Chart and figure data:
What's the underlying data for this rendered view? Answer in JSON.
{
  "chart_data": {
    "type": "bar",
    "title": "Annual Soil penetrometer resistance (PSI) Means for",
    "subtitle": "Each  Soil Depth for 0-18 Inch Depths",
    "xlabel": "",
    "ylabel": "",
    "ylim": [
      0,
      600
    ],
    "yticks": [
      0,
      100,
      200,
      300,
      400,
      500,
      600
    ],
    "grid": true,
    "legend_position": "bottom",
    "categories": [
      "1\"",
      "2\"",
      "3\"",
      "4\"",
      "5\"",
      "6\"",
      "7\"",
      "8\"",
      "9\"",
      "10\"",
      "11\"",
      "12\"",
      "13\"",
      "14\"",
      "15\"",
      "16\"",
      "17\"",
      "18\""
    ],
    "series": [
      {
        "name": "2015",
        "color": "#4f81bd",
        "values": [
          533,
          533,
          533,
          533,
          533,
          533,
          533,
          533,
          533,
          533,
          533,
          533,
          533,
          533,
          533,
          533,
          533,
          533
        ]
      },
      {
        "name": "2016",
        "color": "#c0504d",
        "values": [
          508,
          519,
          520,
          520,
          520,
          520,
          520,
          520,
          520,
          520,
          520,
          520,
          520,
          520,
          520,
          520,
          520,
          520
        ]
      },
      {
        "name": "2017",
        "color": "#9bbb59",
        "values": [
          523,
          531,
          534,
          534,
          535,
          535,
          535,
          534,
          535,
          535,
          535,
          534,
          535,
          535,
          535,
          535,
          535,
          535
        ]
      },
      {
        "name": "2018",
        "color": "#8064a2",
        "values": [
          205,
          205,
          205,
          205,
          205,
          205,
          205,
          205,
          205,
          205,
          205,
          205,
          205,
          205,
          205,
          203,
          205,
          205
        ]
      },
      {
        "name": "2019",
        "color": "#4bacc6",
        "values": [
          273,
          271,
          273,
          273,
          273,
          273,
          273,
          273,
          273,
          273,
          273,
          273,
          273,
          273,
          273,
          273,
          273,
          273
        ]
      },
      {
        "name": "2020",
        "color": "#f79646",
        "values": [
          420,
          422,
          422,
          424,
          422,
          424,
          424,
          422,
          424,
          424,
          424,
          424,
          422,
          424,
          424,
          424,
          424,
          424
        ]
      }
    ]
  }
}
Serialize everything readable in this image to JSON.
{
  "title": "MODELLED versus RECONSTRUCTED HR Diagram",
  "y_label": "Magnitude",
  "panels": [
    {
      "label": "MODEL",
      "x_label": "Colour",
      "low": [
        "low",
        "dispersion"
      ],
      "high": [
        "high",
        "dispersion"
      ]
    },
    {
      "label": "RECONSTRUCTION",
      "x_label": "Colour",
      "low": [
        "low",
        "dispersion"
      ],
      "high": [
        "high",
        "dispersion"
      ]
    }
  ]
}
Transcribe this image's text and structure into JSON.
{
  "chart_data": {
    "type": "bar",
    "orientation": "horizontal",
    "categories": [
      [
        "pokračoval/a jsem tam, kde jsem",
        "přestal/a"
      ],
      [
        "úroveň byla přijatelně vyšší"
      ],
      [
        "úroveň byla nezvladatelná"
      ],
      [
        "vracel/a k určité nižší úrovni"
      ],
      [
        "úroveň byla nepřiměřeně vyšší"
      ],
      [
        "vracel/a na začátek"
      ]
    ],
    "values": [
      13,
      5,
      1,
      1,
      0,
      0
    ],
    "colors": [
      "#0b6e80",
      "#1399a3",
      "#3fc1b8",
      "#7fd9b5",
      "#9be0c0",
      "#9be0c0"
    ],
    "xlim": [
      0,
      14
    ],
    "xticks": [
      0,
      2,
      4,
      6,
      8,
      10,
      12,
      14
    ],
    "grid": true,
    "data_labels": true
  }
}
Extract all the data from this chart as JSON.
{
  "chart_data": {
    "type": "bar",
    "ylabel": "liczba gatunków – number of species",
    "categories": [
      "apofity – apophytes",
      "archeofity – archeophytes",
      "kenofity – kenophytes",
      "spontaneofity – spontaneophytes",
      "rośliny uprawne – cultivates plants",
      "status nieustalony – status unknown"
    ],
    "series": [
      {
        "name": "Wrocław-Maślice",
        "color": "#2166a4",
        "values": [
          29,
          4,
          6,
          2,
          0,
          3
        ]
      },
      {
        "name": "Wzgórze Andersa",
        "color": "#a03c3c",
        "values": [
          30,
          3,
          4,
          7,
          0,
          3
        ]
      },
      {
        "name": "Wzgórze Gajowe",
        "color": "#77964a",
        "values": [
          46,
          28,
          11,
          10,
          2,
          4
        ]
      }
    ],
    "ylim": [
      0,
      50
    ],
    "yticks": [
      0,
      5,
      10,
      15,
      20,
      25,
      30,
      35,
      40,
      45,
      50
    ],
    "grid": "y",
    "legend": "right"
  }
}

| Short exercise |
Retype all of the material above with every character intact.

| Exercise output |
What's the underlying data for this rendered view? Answer in JSON.
{
  "chart_data": {
    "type": "bar",
    "title": "Annual Soil penetrometer resistance (PSI) Means for",
    "subtitle": "Each  Soil Depth for 0-18 Inch Depths",
    "xlabel": "",
    "ylabel": "",
    "ylim": [
      0,
      600
    ],
    "yticks": [
      0,
      100,
      200,
      300,
      400,
      500,
      600
    ],
    "grid": true,
    "legend_position": "bottom",
    "categories": [
      "1\"",
      "2\"",
      "3\"",
      "4\"",
      "5\"",
      "6\"",
      "7\"",
      "8\"",
      "9\"",
      "10\"",
      "11\"",
      "12\"",
      "13\"",
      "14\"",
      "15\"",
      "16\"",
      "17\"",
      "18\""
    ],
    "series": [
      {
        "name": "2015",
        "color": "#4f81bd",
        "values": [
          533,
          533,
          533,
          533,
          533,
          533,
          533,
          533,
          533,
          533,
          533,
          533,
          533,
          533,
          533,
          533,
          533,
          533
        ]
      },
      {
        "name": "2016",
        "color": "#c0504d",
        "values": [
          508,
          519,
          520,
          520,
          520,
          520,
          520,
          520,
          520,
          520,
          520,
          520,
          520,
          520,
          520,
          520,
          520,
          520
        ]
      },
      {
        "name": "2017",
        "color": "#9bbb59",
        "values": [
          523,
          531,
          534,
          534,
          535,
          535,
          535,
          534,
          535,
          535,
          535,
          534,
          535,
          535,
          535,
          535,
          535,
          535
        ]
      },
      {
        "name": "2018",
        "color": "#8064a2",
        "values": [
          205,
          205,
          205,
          205,
          205,
          205,
          205,
          205,
          205,
          205,
          205,
          205,
          205,
          205,
          205,
          203,
          205,
          205
        ]
      },
      {
        "name": "2019",
        "color": "#4bacc6",
        "values": [
          273,
          271,
          273,
          273,
          273,
          273,
          273,
          273,
          273,
          273,
          273,
          273,
          273,
          273,
          273,
          273,
          273,
          273
        ]
      },
      {
        "name": "2020",
        "color": "#f79646",
        "values": [
          420,
          422,
          422,
          424,
          422,
          424,
          424,
          422,
          424,
          424,
          424,
          424,
          422,
          424,
          424,
          424,
          424,
          424
        ]
      }
    ]
  }
}
Serialize everything readable in this image to JSON.
{
  "title": "MODELLED versus RECONSTRUCTED HR Diagram",
  "y_label": "Magnitude",
  "panels": [
    {
      "label": "MODEL",
      "x_label": "Colour",
      "low": [
        "low",
        "dispersion"
      ],
      "high": [
        "high",
        "dispersion"
      ]
    },
    {
      "label": "RECONSTRUCTION",
      "x_label": "Colour",
      "low": [
        "low",
        "dispersion"
      ],
      "high": [
        "high",
        "dispersion"
      ]
    }
  ]
}
Transcribe this image's text and structure into JSON.
{
  "chart_data": {
    "type": "bar",
    "orientation": "horizontal",
    "categories": [
      [
        "pokračoval/a jsem tam, kde jsem",
        "přestal/a"
      ],
      [
        "úroveň byla přijatelně vyšší"
      ],
      [
        "úroveň byla nezvladatelná"
      ],
      [
        "vracel/a k určité nižší úrovni"
      ],
      [
        "úroveň byla nepřiměřeně vyšší"
      ],
      [
        "vracel/a na začátek"
      ]
    ],
    "values": [
      13,
      5,
      1,
      1,
      0,
      0
    ],
    "colors": [
      "#0b6e80",
      "#1399a3",
      "#3fc1b8",
      "#7fd9b5",
      "#9be0c0",
      "#9be0c0"
    ],
    "xlim": [
      0,
      14
    ],
    "xticks": [
      0,
      2,
      4,
      6,
      8,
      10,
      12,
      14
    ],
    "grid": true,
    "data_labels": true
  }
}
Extract all the data from this chart as JSON.
{
  "chart_data": {
    "type": "bar",
    "ylabel": "liczba gatunków – number of species",
    "categories": [
      "apofity – apophytes",
      "archeofity – archeophytes",
      "kenofity – kenophytes",
      "spontaneofity – spontaneophytes",
      "rośliny uprawne – cultivates plants",
      "status nieustalony – status unknown"
    ],
    "series": [
      {
        "name": "Wrocław-Maślice",
        "color": "#2166a4",
        "values": [
          29,
          4,
          6,
          2,
          0,
          3
        ]
      },
      {
        "name": "Wzgórze Andersa",
        "color": "#a03c3c",
        "values": [
          30,
          3,
          4,
          7,
          0,
          3
        ]
      },
      {
        "name": "Wzgórze Gajowe",
        "color": "#77964a",
        "values": [
          46,
          28,
          11,
          10,
          2,
          4
        ]
      }
    ],
    "ylim": [
      0,
      50
    ],
    "yticks": [
      0,
      5,
      10,
      15,
      20,
      25,
      30,
      35,
      40,
      45,
      50
    ],
    "grid": "y",
    "legend": "right"
  }
}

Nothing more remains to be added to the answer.